Exercise directions
Without the pictures, reproduce the records that follow exactly.
--- Begin Material provided ---
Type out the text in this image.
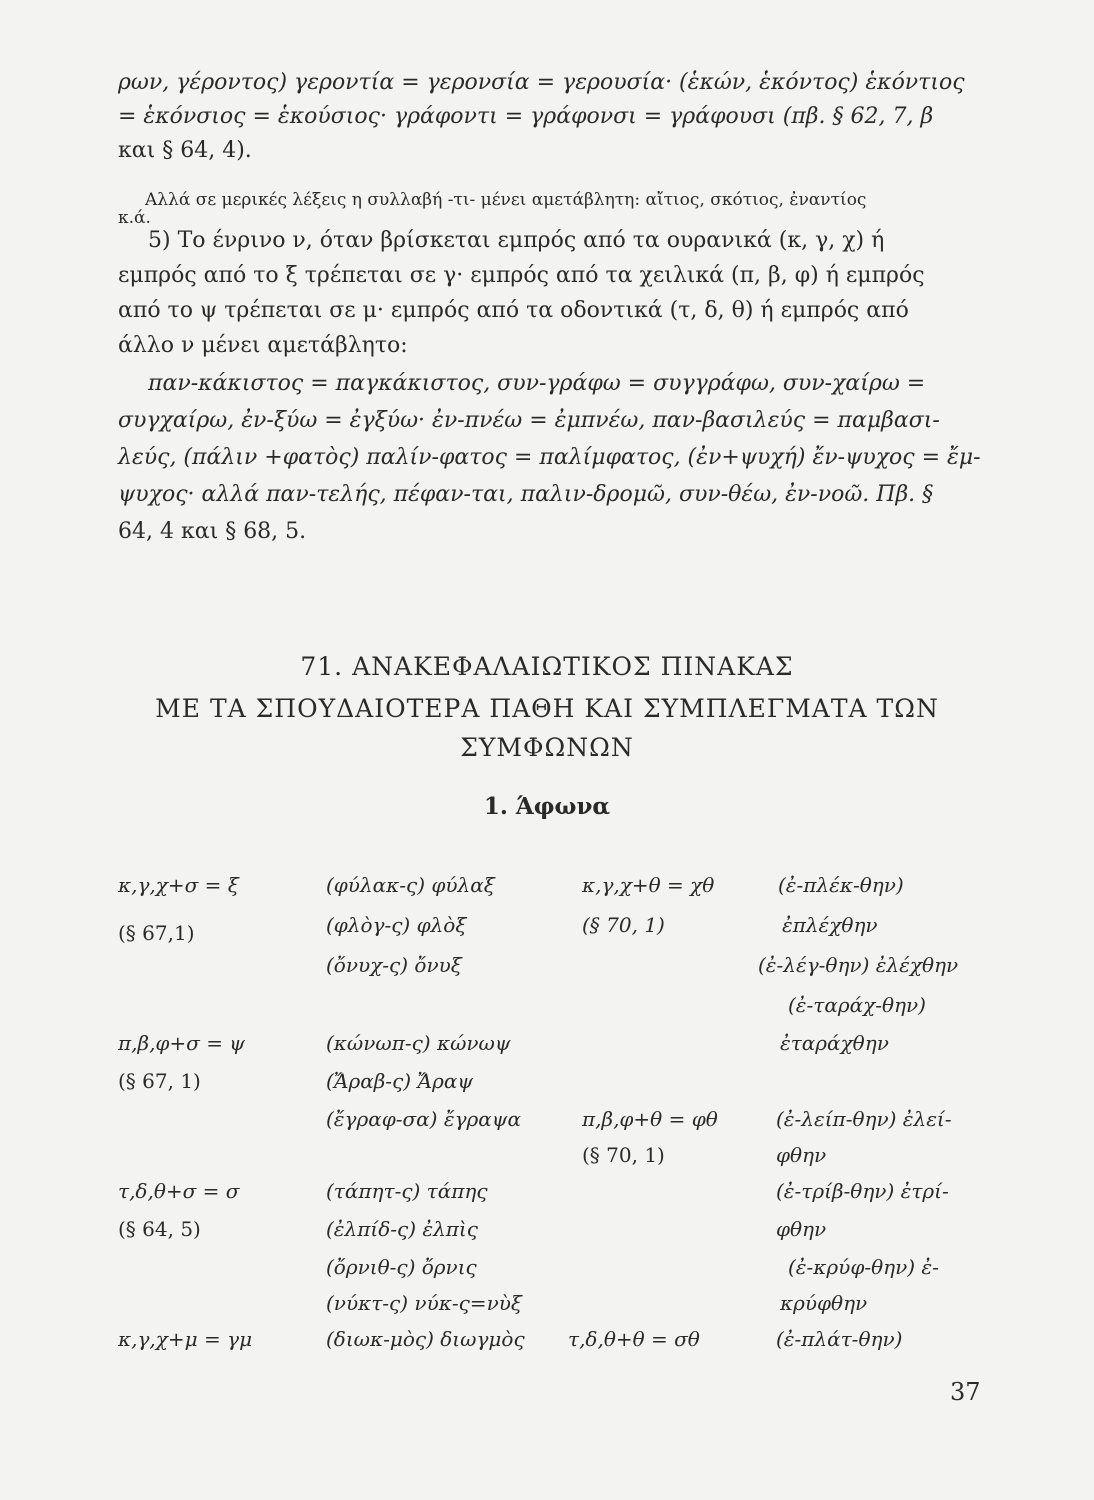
ρων, γέροντος) γεροντία = γερονσία = γερουσία· (ἑκών, ἑκόντος) ἑκόντιος
= ἑκόνσιος = ἑκούσιος· γράφοντι = γράφονσι = γράφουσι (πβ. § 62, 7, β
και § 64, 4).
Αλλά σε μερικές λέξεις η συλλαβή -τι- μένει αμετάβλητη: αἴτιος, σκότιος, ἐναντίος
κ.ά.
5) Το ένρινο ν, όταν βρίσκεται εμπρός από τα ουρανικά (κ, γ, χ) ή
εμπρός από το ξ τρέπεται σε γ· εμπρός από τα χειλικά (π, β, φ) ή εμπρός
από το ψ τρέπεται σε μ· εμπρός από τα οδοντικά (τ, δ, θ) ή εμπρός από
άλλο ν μένει αμετάβλητο:
παν-κάκιστος = παγκάκιστος, συν-γράφω = συγγράφω, συν-χαίρω =
συγχαίρω, ἐν-ξύω = ἐγξύω· ἐν-πνέω = ἐμπνέω, παν-βασιλεύς = παμβασι-
λεύς, (πάλιν +φατὸς) παλίν-φατος = παλίμφατος, (ἐν+ψυχή) ἔν-ψυχος = ἔμ-
ψυχος· αλλά παν-τελής, πέφαν-ται, παλιν-δρομῶ, συν-θέω, ἐν-νοῶ. Πβ. §
64, 4 και § 68, 5.
71. ΑΝΑΚΕΦΑΛΑΙΩΤΙΚΟΣ ΠΙΝΑΚΑΣ
ΜΕ ΤΑ ΣΠΟΥΔΑΙΟΤΕΡΑ ΠΑΘΗ ΚΑΙ ΣΥΜΠΛΕΓΜΑΤΑ ΤΩΝ
ΣΥΜΦΩΝΩΝ
1. Άφωνα
κ,γ,χ+σ = ξ
(§ 67,1)
π,β,φ+σ = ψ
(§ 67, 1)
τ,δ,θ+σ = σ
(§ 64, 5)
κ,γ,χ+μ = γμ
(φύλακ-ς) φύλαξ
(φλὸγ-ς) φλὸξ
(ὄνυχ-ς) ὄνυξ
(κώνωπ-ς) κώνωψ
(Ἄραβ-ς) Ἄραψ
(ἔγραφ-σα) ἔγραψα
(τάπητ-ς) τάπης
(ἐλπίδ-ς) ἐλπὶς
(ὄρνιθ-ς) ὄρνις
(νύκτ-ς) νύκ-ς=νὺξ
(διωκ-μὸς) διωγμὸς
κ,γ,χ+θ = χθ
(§ 70, 1)
π,β,φ+θ = φθ
(§ 70, 1)
τ,δ,θ+θ = σθ
(ἐ-πλέκ-θην)
ἐπλέχθην
(ἐ-λέγ-θην) ἐλέχθην
(ἐ-ταράχ-θην)
ἐταράχθην
(ἐ-λείπ-θην) ἐλεί-
φθην
(ἐ-τρίβ-θην) ἐτρί-
φθην
(ἐ-κρύφ-θην) ἐ-
κρύφθην
(ἐ-πλάτ-θην)
37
--- End Material provided ---
Output for this exercise
Type out the text in this image.
ρων, γέροντος) γεροντία = γερονσία = γερουσία· (ἑκών, ἑκόντος) ἑκόντιος
= ἑκόνσιος = ἑκούσιος· γράφοντι = γράφονσι = γράφουσι (πβ. § 62, 7, β
και § 64, 4).
Αλλά σε μερικές λέξεις η συλλαβή -τι- μένει αμετάβλητη: αἴτιος, σκότιος, ἐναντίος
κ.ά.
5) Το ένρινο ν, όταν βρίσκεται εμπρός από τα ουρανικά (κ, γ, χ) ή
εμπρός από το ξ τρέπεται σε γ· εμπρός από τα χειλικά (π, β, φ) ή εμπρός
από το ψ τρέπεται σε μ· εμπρός από τα οδοντικά (τ, δ, θ) ή εμπρός από
άλλο ν μένει αμετάβλητο:
παν-κάκιστος = παγκάκιστος, συν-γράφω = συγγράφω, συν-χαίρω =
συγχαίρω, ἐν-ξύω = ἐγξύω· ἐν-πνέω = ἐμπνέω, παν-βασιλεύς = παμβασι-
λεύς, (πάλιν +φατὸς) παλίν-φατος = παλίμφατος, (ἐν+ψυχή) ἔν-ψυχος = ἔμ-
ψυχος· αλλά παν-τελής, πέφαν-ται, παλιν-δρομῶ, συν-θέω, ἐν-νοῶ. Πβ. §
64, 4 και § 68, 5.
71. ΑΝΑΚΕΦΑΛΑΙΩΤΙΚΟΣ ΠΙΝΑΚΑΣ
ΜΕ ΤΑ ΣΠΟΥΔΑΙΟΤΕΡΑ ΠΑΘΗ ΚΑΙ ΣΥΜΠΛΕΓΜΑΤΑ ΤΩΝ
ΣΥΜΦΩΝΩΝ
1. Άφωνα
κ,γ,χ+σ = ξ
(§ 67,1)
π,β,φ+σ = ψ
(§ 67, 1)
τ,δ,θ+σ = σ
(§ 64, 5)
κ,γ,χ+μ = γμ
(φύλακ-ς) φύλαξ
(φλὸγ-ς) φλὸξ
(ὄνυχ-ς) ὄνυξ
(κώνωπ-ς) κώνωψ
(Ἄραβ-ς) Ἄραψ
(ἔγραφ-σα) ἔγραψα
(τάπητ-ς) τάπης
(ἐλπίδ-ς) ἐλπὶς
(ὄρνιθ-ς) ὄρνις
(νύκτ-ς) νύκ-ς=νὺξ
(διωκ-μὸς) διωγμὸς
κ,γ,χ+θ = χθ
(§ 70, 1)
π,β,φ+θ = φθ
(§ 70, 1)
τ,δ,θ+θ = σθ
(ἐ-πλέκ-θην)
ἐπλέχθην
(ἐ-λέγ-θην) ἐλέχθην
(ἐ-ταράχ-θην)
ἐταράχθην
(ἐ-λείπ-θην) ἐλεί-
φθην
(ἐ-τρίβ-θην) ἐτρί-
φθην
(ἐ-κρύφ-θην) ἐ-
κρύφθην
(ἐ-πλάτ-θην)
37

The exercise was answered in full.